Stated goal
Copy each line of the material below that includes the string "next".

Records shown
———

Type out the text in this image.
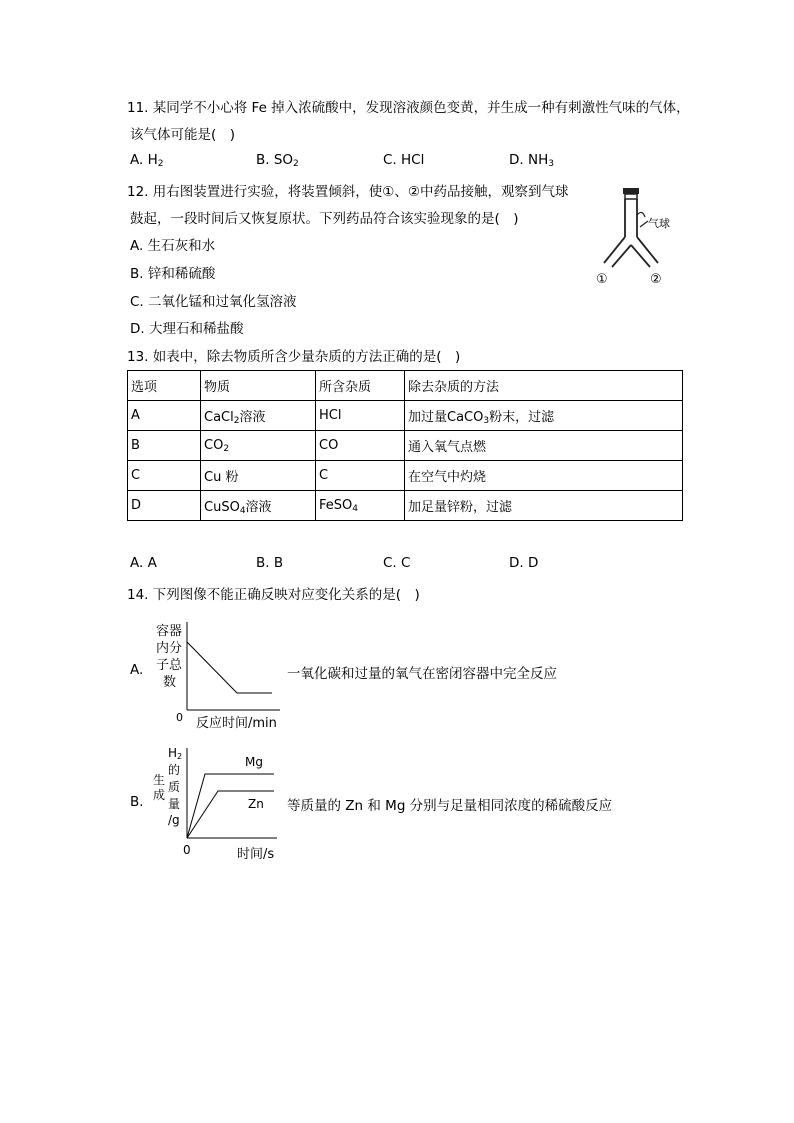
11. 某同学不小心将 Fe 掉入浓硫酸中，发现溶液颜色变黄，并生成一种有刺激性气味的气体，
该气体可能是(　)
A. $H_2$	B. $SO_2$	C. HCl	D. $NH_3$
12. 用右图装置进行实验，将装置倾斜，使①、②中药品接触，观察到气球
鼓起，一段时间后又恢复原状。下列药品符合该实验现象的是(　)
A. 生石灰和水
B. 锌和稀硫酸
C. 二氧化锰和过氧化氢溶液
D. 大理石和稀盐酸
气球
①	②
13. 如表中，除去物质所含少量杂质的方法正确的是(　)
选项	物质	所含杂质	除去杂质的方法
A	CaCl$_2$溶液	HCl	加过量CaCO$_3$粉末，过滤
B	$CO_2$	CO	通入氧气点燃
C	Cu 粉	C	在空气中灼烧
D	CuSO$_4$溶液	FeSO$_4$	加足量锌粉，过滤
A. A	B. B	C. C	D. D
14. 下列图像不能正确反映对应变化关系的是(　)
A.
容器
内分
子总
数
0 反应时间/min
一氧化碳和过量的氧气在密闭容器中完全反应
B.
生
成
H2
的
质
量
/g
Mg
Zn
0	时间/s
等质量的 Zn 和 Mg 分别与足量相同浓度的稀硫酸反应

———

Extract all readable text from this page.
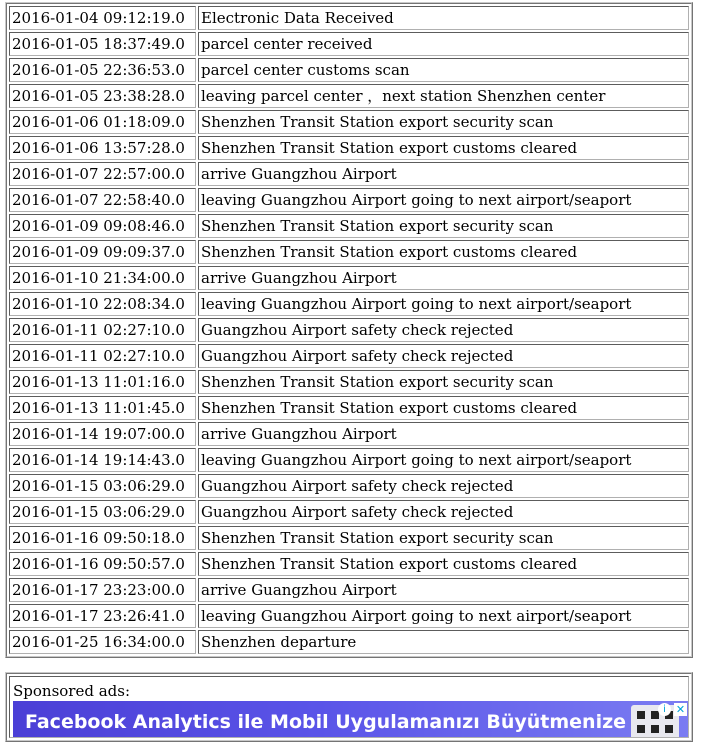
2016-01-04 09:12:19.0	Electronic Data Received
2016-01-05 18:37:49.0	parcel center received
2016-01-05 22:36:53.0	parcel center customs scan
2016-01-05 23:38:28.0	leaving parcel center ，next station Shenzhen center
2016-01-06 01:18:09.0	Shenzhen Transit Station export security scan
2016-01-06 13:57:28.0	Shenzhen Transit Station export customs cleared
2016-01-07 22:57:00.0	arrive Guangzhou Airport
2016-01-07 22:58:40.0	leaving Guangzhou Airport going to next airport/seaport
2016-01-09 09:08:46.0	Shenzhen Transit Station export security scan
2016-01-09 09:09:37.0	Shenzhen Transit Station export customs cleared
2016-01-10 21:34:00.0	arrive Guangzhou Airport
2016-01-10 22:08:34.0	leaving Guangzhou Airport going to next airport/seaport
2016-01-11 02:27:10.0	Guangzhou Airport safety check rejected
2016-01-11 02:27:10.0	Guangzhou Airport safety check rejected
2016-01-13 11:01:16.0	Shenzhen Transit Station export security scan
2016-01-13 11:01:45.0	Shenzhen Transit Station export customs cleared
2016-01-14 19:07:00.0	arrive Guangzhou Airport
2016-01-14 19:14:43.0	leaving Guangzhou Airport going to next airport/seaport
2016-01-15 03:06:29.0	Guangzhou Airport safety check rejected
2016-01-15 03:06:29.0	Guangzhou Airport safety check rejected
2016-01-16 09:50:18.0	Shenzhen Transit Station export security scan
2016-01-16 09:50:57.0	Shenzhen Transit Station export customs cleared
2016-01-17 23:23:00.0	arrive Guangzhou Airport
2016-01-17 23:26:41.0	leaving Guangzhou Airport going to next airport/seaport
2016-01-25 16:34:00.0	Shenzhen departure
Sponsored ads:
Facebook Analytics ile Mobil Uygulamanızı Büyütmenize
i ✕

———

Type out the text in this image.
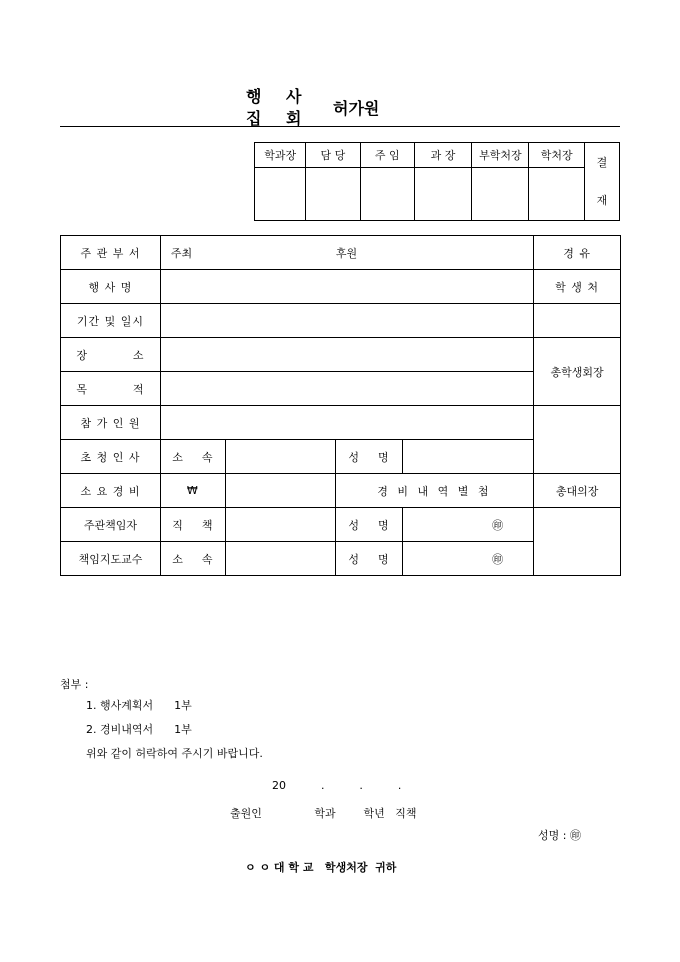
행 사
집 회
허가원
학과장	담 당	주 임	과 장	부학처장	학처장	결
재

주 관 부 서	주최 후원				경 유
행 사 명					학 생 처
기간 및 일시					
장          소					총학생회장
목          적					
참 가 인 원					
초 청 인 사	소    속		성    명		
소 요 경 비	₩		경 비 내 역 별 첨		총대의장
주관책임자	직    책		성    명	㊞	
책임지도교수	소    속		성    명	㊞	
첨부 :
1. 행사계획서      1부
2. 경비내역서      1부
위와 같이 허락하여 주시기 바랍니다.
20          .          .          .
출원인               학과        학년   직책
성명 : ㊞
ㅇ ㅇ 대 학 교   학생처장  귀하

———

Exercise output
2016-01-05 23:38:28.0	leaving parcel center ，next station Shenzhen center
2016-01-07 22:58:40.0	leaving Guangzhou Airport going to next airport/seaport
2016-01-10 22:08:34.0	leaving Guangzhou Airport going to next airport/seaport
2016-01-14 19:14:43.0	leaving Guangzhou Airport going to next airport/seaport
2016-01-17 23:26:41.0	leaving Guangzhou Airport going to next airport/seaport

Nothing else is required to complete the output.